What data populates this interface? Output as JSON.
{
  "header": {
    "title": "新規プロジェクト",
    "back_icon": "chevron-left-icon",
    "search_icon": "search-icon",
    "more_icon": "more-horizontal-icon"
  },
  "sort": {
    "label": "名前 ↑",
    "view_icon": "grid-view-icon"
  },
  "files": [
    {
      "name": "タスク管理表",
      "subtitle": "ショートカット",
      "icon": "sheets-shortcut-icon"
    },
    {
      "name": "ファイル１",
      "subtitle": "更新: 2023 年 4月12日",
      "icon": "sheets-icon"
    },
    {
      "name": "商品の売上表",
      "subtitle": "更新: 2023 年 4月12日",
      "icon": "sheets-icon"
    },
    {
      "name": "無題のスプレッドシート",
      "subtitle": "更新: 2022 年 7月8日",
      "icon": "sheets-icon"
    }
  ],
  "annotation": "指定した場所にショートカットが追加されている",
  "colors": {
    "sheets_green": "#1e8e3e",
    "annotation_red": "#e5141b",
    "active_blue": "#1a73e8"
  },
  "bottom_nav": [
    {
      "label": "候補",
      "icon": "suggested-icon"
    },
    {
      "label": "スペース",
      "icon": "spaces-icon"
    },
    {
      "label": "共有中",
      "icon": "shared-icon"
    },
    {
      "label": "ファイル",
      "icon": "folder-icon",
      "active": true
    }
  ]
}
* * *
- [Goal]
Output the listing above exactly as it appears.

- [Worked answer]
What data populates this interface? Output as JSON.
{
  "header": {
    "title": "新規プロジェクト",
    "back_icon": "chevron-left-icon",
    "search_icon": "search-icon",
    "more_icon": "more-horizontal-icon"
  },
  "sort": {
    "label": "名前 ↑",
    "view_icon": "grid-view-icon"
  },
  "files": [
    {
      "name": "タスク管理表",
      "subtitle": "ショートカット",
      "icon": "sheets-shortcut-icon"
    },
    {
      "name": "ファイル１",
      "subtitle": "更新: 2023 年 4月12日",
      "icon": "sheets-icon"
    },
    {
      "name": "商品の売上表",
      "subtitle": "更新: 2023 年 4月12日",
      "icon": "sheets-icon"
    },
    {
      "name": "無題のスプレッドシート",
      "subtitle": "更新: 2022 年 7月8日",
      "icon": "sheets-icon"
    }
  ],
  "annotation": "指定した場所にショートカットが追加されている",
  "colors": {
    "sheets_green": "#1e8e3e",
    "annotation_red": "#e5141b",
    "active_blue": "#1a73e8"
  },
  "bottom_nav": [
    {
      "label": "候補",
      "icon": "suggested-icon"
    },
    {
      "label": "スペース",
      "icon": "spaces-icon"
    },
    {
      "label": "共有中",
      "icon": "shared-icon"
    },
    {
      "label": "ファイル",
      "icon": "folder-icon",
      "active": true
    }
  ]
}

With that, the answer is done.